• _Stated exercise_: Write out all records as given; omit images.

• _Dataset entries_:
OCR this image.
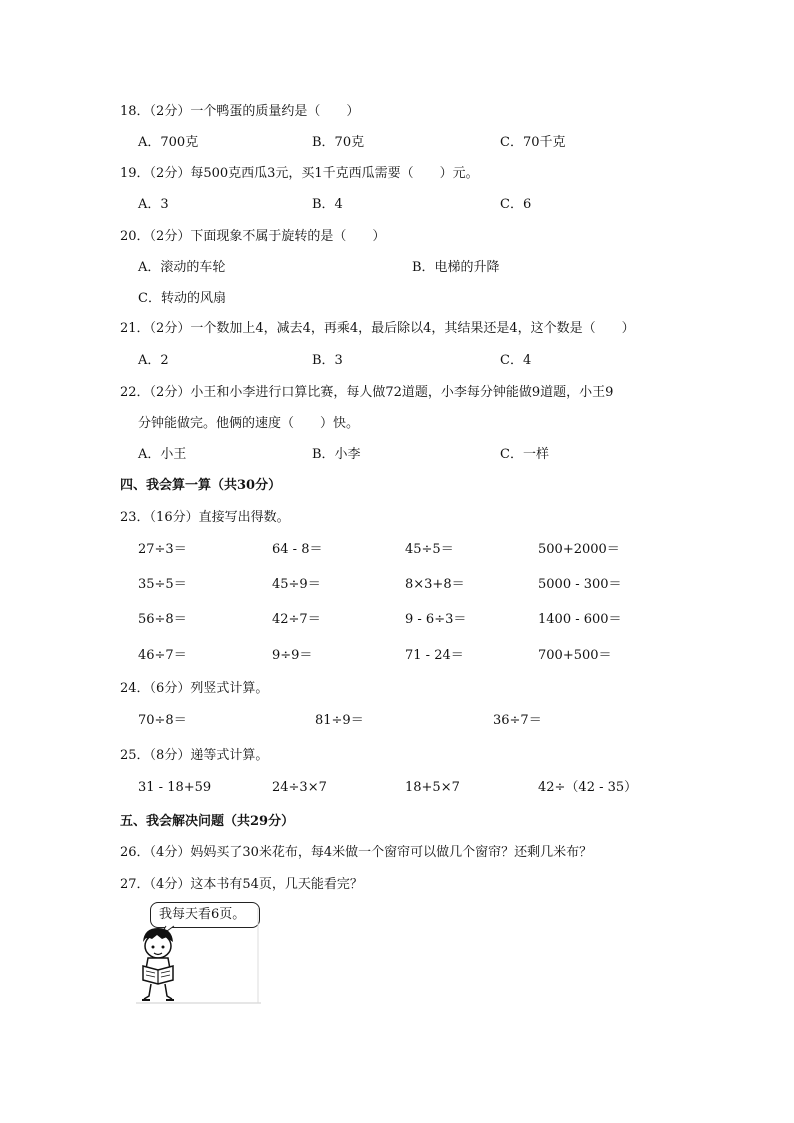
18．（2分）一个鸭蛋的质量约是（　　）
A．700克	B．70克	C．70千克
19．（2分）每500克西瓜3元，买1千克西瓜需要（　　）元。
A．3	B．4	C．6
20．（2分）下面现象不属于旋转的是（　　）
A．滚动的车轮	B．电梯的升降
C．转动的风扇
21．（2分）一个数加上4，减去4，再乘4，最后除以4，其结果还是4，这个数是（　　）
A．2	B．3	C．4
22．（2分）小王和小李进行口算比赛，每人做72道题，小李每分钟能做9道题，小王9
分钟能做完。他俩的速度（　　）快。
A．小王	B．小李	C．一样
四、我会算一算（共30分）
23．（16分）直接写出得数。
27÷3＝	64 - 8＝	45÷5＝	500+2000＝
35÷5＝	45÷9＝	8×3+8＝	5000 - 300＝
56÷8＝	42÷7＝	9 - 6÷3＝	1400 - 600＝
46÷7＝	9÷9＝	71 - 24＝	700+500＝
24．（6分）列竖式计算。
70÷8＝	81÷9＝	36÷7＝
25．（8分）递等式计算。
31 - 18+59	24÷3×7	18+5×7	42÷（42 - 35）
五、我会解决问题（共29分）
26．（4分）妈妈买了30米花布，每4米做一个窗帘可以做几个窗帘？还剩几米布？
27．（4分）这本书有54页，几天能看完？
我每天看6页。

• _Result of this exercise_:
OCR this image.
18．（2分）一个鸭蛋的质量约是（　　）
A．700克	B．70克	C．70千克
19．（2分）每500克西瓜3元，买1千克西瓜需要（　　）元。
A．3	B．4	C．6
20．（2分）下面现象不属于旋转的是（　　）
A．滚动的车轮	B．电梯的升降
C．转动的风扇
21．（2分）一个数加上4，减去4，再乘4，最后除以4，其结果还是4，这个数是（　　）
A．2	B．3	C．4
22．（2分）小王和小李进行口算比赛，每人做72道题，小李每分钟能做9道题，小王9
分钟能做完。他俩的速度（　　）快。
A．小王	B．小李	C．一样
四、我会算一算（共30分）
23．（16分）直接写出得数。
27÷3＝	64 - 8＝	45÷5＝	500+2000＝
35÷5＝	45÷9＝	8×3+8＝	5000 - 300＝
56÷8＝	42÷7＝	9 - 6÷3＝	1400 - 600＝
46÷7＝	9÷9＝	71 - 24＝	700+500＝
24．（6分）列竖式计算。
70÷8＝	81÷9＝	36÷7＝
25．（8分）递等式计算。
31 - 18+59	24÷3×7	18+5×7	42÷（42 - 35）
五、我会解决问题（共29分）
26．（4分）妈妈买了30米花布，每4米做一个窗帘可以做几个窗帘？还剩几米布？
27．（4分）这本书有54页，几天能看完？
我每天看6页。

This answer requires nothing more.